▶ _Your objective_
Gather all lines with the word "affectation" in them.

▶ _Information provided_
....

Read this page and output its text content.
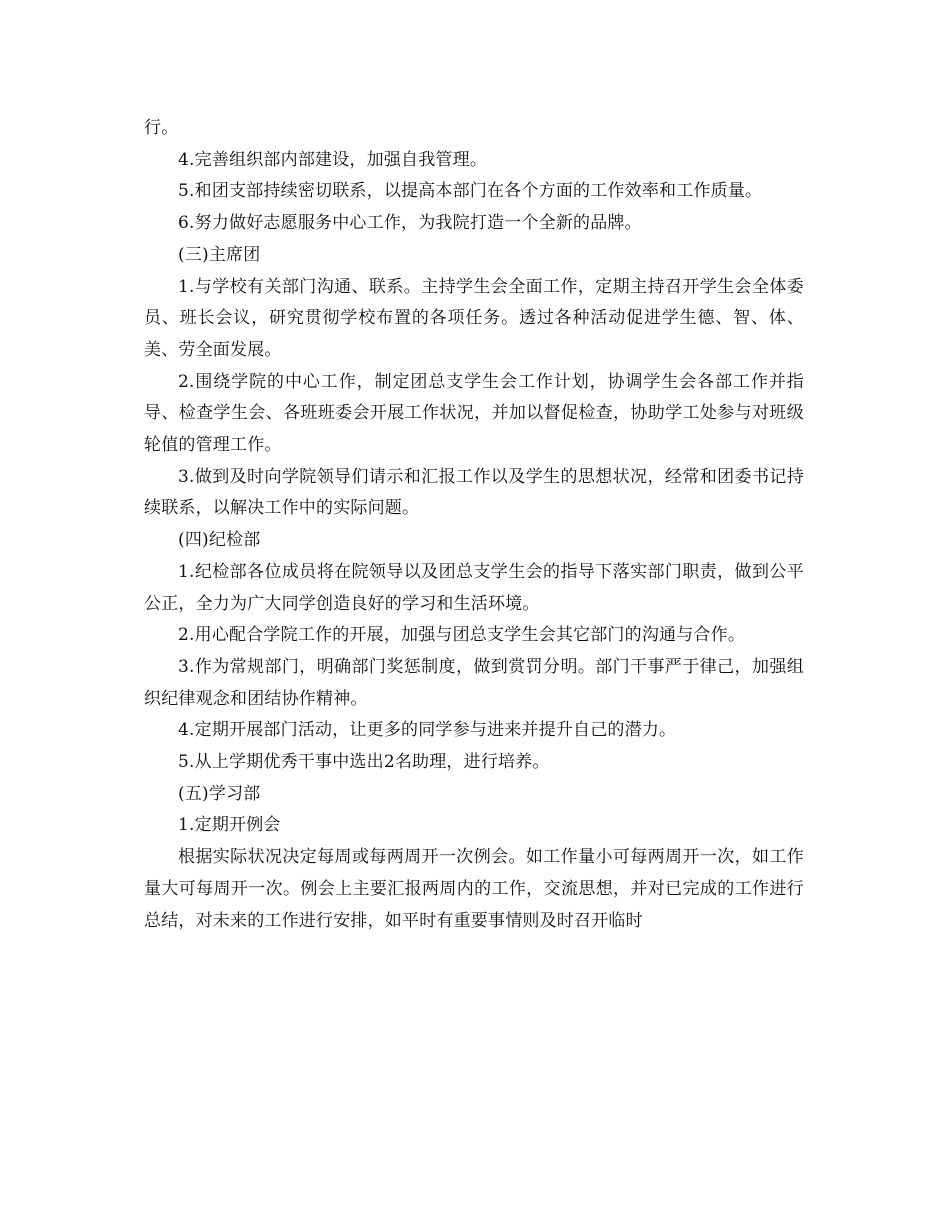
行。

4.完善组织部内部建设，加强自我管理。

5.和团支部持续密切联系，以提高本部门在各个方面的工作效率和工作质量。

6.努力做好志愿服务中心工作，为我院打造一个全新的品牌。

(三)主席团

1.与学校有关部门沟通、联系。主持学生会全面工作，定期主持召开学生会全体委员、班长会议，研究贯彻学校布置的各项任务。透过各种活动促进学生德、智、体、美、劳全面发展。

2.围绕学院的中心工作，制定团总支学生会工作计划，协调学生会各部工作并指导、检查学生会、各班班委会开展工作状况，并加以督促检查，协助学工处参与对班级轮值的管理工作。

3.做到及时向学院领导们请示和汇报工作以及学生的思想状况，经常和团委书记持续联系，以解决工作中的实际问题。

(四)纪检部

1.纪检部各位成员将在院领导以及团总支学生会的指导下落实部门职责，做到公平公正，全力为广大同学创造良好的学习和生活环境。

2.用心配合学院工作的开展，加强与团总支学生会其它部门的沟通与合作。

3.作为常规部门，明确部门奖惩制度，做到赏罚分明。部门干事严于律己，加强组织纪律观念和团结协作精神。

4.定期开展部门活动，让更多的同学参与进来并提升自己的潜力。

5.从上学期优秀干事中选出2名助理，进行培养。

(五)学习部

1.定期开例会

根据实际状况决定每周或每两周开一次例会。如工作量小可每两周开一次，如工作量大可每周开一次。例会上主要汇报两周内的工作，交流思想，并对已完成的工作进行总结，对未来的工作进行安排，如平时有重要事情则及时召开临时
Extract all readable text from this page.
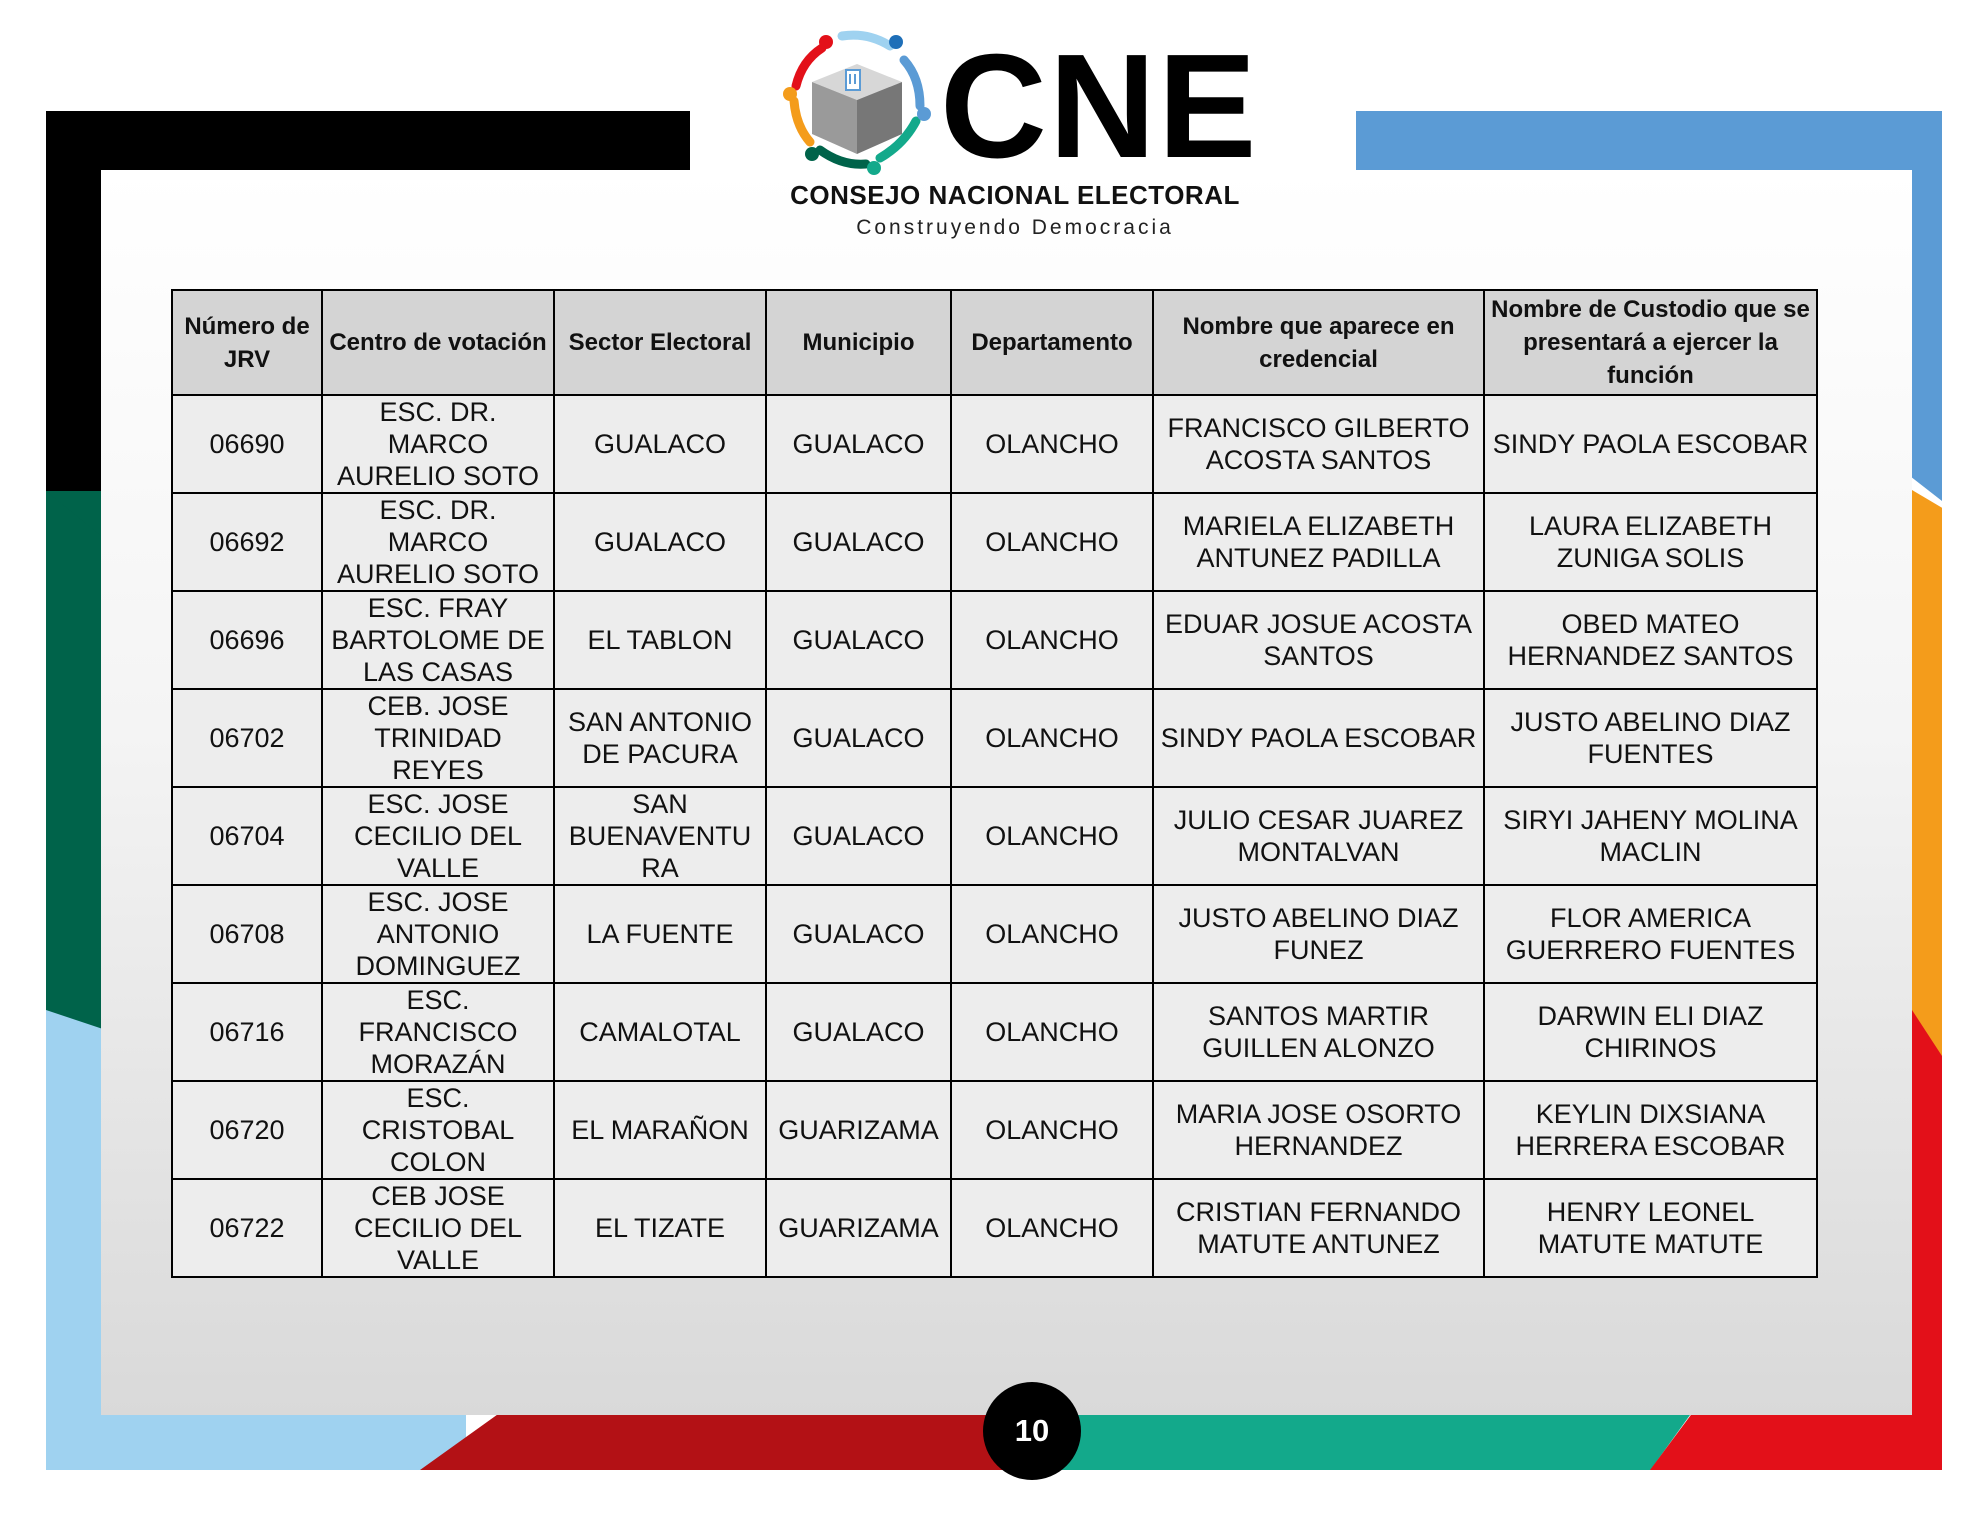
CNE
CONSEJO NACIONAL ELECTORAL
Construyendo Democracia
Número de JRV	Centro de votación	Sector Electoral	Municipio	Departamento	Nombre que aparece en credencial	Nombre de Custodio que se presentará a ejercer la función
06690	ESC. DR. MARCO AURELIO SOTO	GUALACO	GUALACO	OLANCHO	FRANCISCO GILBERTO ACOSTA SANTOS	SINDY PAOLA ESCOBAR
06692	ESC. DR. MARCO AURELIO SOTO	GUALACO	GUALACO	OLANCHO	MARIELA ELIZABETH ANTUNEZ PADILLA	LAURA ELIZABETH ZUNIGA SOLIS
06696	ESC. FRAY BARTOLOME DE LAS CASAS	EL TABLON	GUALACO	OLANCHO	EDUAR JOSUE ACOSTA SANTOS	OBED MATEO HERNANDEZ SANTOS
06702	CEB. JOSE TRINIDAD REYES	SAN ANTONIO DE PACURA	GUALACO	OLANCHO	SINDY PAOLA ESCOBAR	JUSTO ABELINO DIAZ FUENTES
06704	ESC. JOSE CECILIO DEL VALLE	SAN BUENAVENTU RA	GUALACO	OLANCHO	JULIO CESAR JUAREZ MONTALVAN	SIRYI JAHENY MOLINA MACLIN
06708	ESC. JOSE ANTONIO DOMINGUEZ	LA FUENTE	GUALACO	OLANCHO	JUSTO ABELINO DIAZ FUNEZ	FLOR AMERICA GUERRERO FUENTES
06716	ESC. FRANCISCO MORAZÁN	CAMALOTAL	GUALACO	OLANCHO	SANTOS MARTIR GUILLEN ALONZO	DARWIN ELI DIAZ CHIRINOS
06720	ESC. CRISTOBAL COLON	EL MARAÑON	GUARIZAMA	OLANCHO	MARIA JOSE OSORTO HERNANDEZ	KEYLIN DIXSIANA HERRERA ESCOBAR
06722	CEB JOSE CECILIO DEL VALLE	EL TIZATE	GUARIZAMA	OLANCHO	CRISTIAN FERNANDO MATUTE ANTUNEZ	HENRY LEONEL MATUTE MATUTE
10
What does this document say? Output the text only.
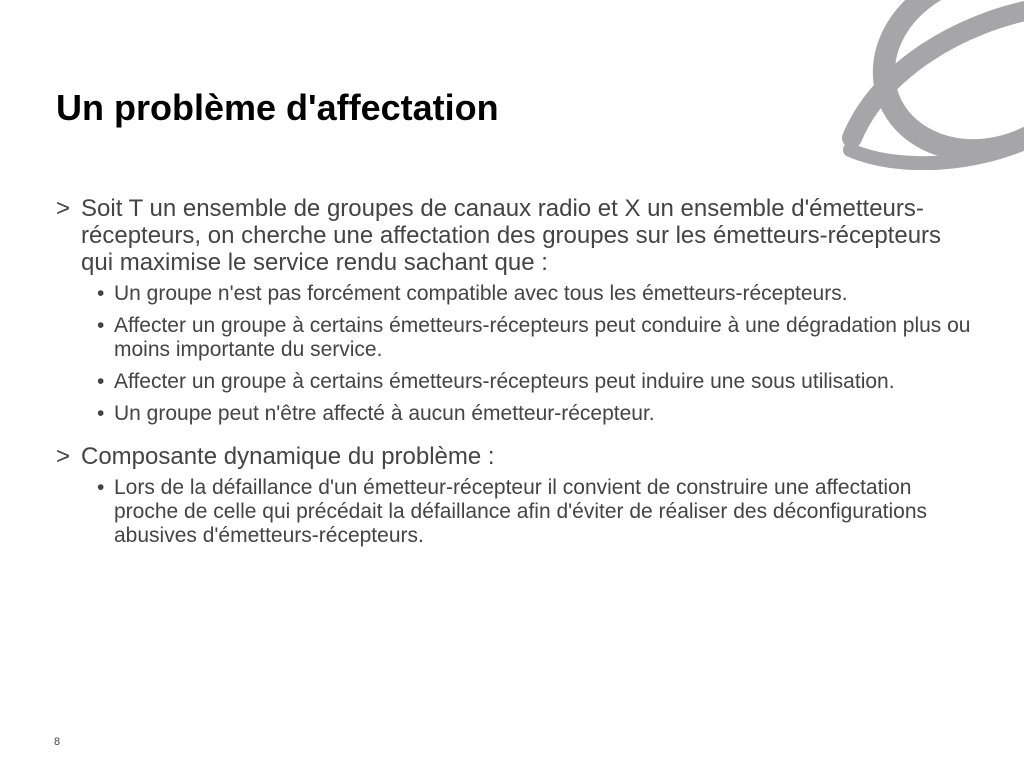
Un problème d'affectation
> Soit T un ensemble de groupes de canaux radio et X un ensemble d'émetteurs-récepteurs, on cherche une affectation des groupes sur les émetteurs-récepteurs qui maximise le service rendu sachant que :
• Un groupe n'est pas forcément compatible avec tous les émetteurs-récepteurs.
• Affecter un groupe à certains émetteurs-récepteurs peut conduire à une dégradation plus ou moins importante du service.
• Affecter un groupe à certains émetteurs-récepteurs peut induire une sous utilisation.
• Un groupe peut n'être affecté à aucun émetteur-récepteur.
> Composante dynamique du problème :
• Lors de la défaillance d'un émetteur-récepteur il convient de construire une affectation proche de celle qui précédait la défaillance afin d'éviter de réaliser des déconfigurations abusives d'émetteurs-récepteurs.
8
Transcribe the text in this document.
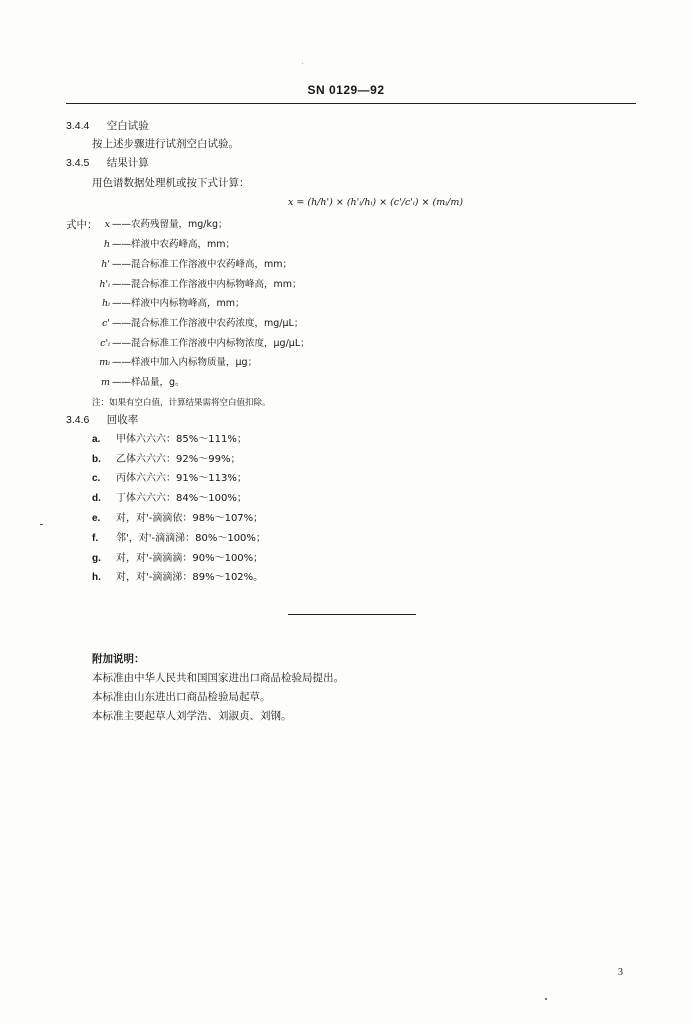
SN 0129—92
3.4.4 空白试验
按上述步骤进行试剂空白试验。
3.4.5 结果计算
用色谱数据处理机或按下式计算：
x = (h/h') × (h'ᵢ/hᵢ) × (c'/c'ᵢ) × (mᵢ/m)
式中： x ——农药残留量，mg/kg；
h ——样液中农药峰高，mm；
h' ——混合标准工作溶液中农药峰高，mm；
h'ᵢ ——混合标准工作溶液中内标物峰高，mm；
hᵢ ——样液中内标物峰高，mm；
c' ——混合标准工作溶液中农药浓度，mg/μL；
c'ᵢ ——混合标准工作溶液中内标物浓度，μg/μL；
mᵢ ——样液中加入内标物质量，μg；
m ——样品量，g。
注：如果有空白值，计算结果需将空白值扣除。
3.4.6 回收率
a. 甲体六六六：85%～111%；
b. 乙体六六六：92%～99%；
c. 丙体六六六：91%～113%；
d. 丁体六六六：84%～100%；
e. 对，对'-滴滴依：98%～107%；
f. 邻'，对'-滴滴涕：80%～100%；
g. 对，对'-滴滴滴：90%～100%；
h. 对，对'-滴滴涕：89%～102%。
附加说明：
本标准由中华人民共和国国家进出口商品检验局提出。
本标准由山东进出口商品检验局起草。
本标准主要起草人刘学浩、刘淑贞、刘钢。
3
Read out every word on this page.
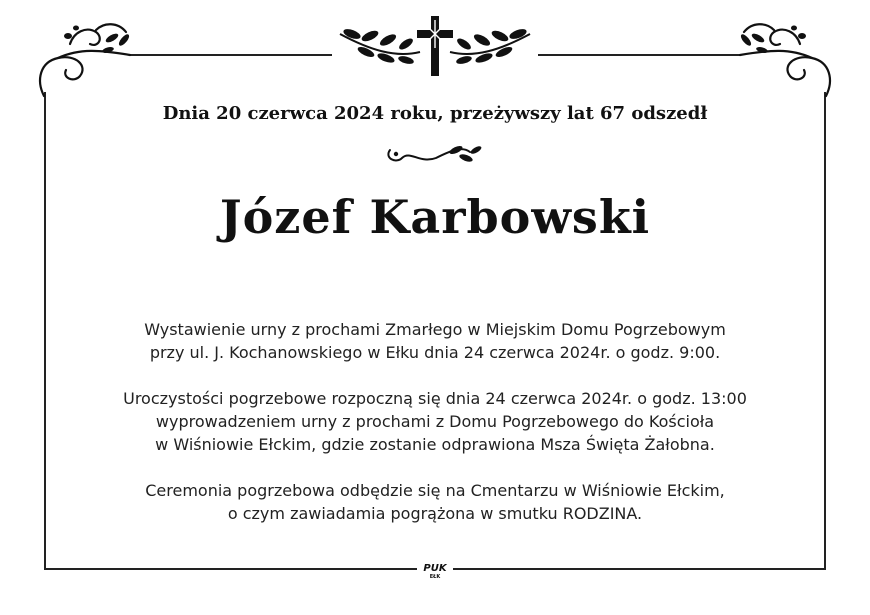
Dnia 20 czerwca 2024 roku, przeżywszy lat 67 odszedł
Józef Karbowski
Wystawienie urny z prochami Zmarłego w Miejskim Domu Pogrzebowym
przy ul. J. Kochanowskiego w Ełku dnia 24 czerwca 2024r. o godz. 9:00.
Uroczystości pogrzebowe rozpoczną się dnia 24 czerwca 2024r. o godz. 13:00
wyprowadzeniem urny z prochami z Domu Pogrzebowego do Kościoła
w Wiśniowie Ełckim, gdzie zostanie odprawiona Msza Święta Żałobna.
Ceremonia pogrzebowa odbędzie się na Cmentarzu w Wiśniowie Ełckim,
o czym zawiadamia pogrążona w smutku RODZINA.
PUK
EŁK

....

▶ _Final result_
Un problème d'affectation
> Soit T un ensemble de groupes de canaux radio et X un ensemble d'émetteurs-récepteurs, on cherche une affectation des groupes sur les émetteurs-récepteurs qui maximise le service rendu sachant que :
• Lors de la défaillance d'un émetteur-récepteur il convient de construire une affectation proche de celle qui précédait la défaillance afin d'éviter de réaliser des déconfigurations abusives d'émetteurs-récepteurs.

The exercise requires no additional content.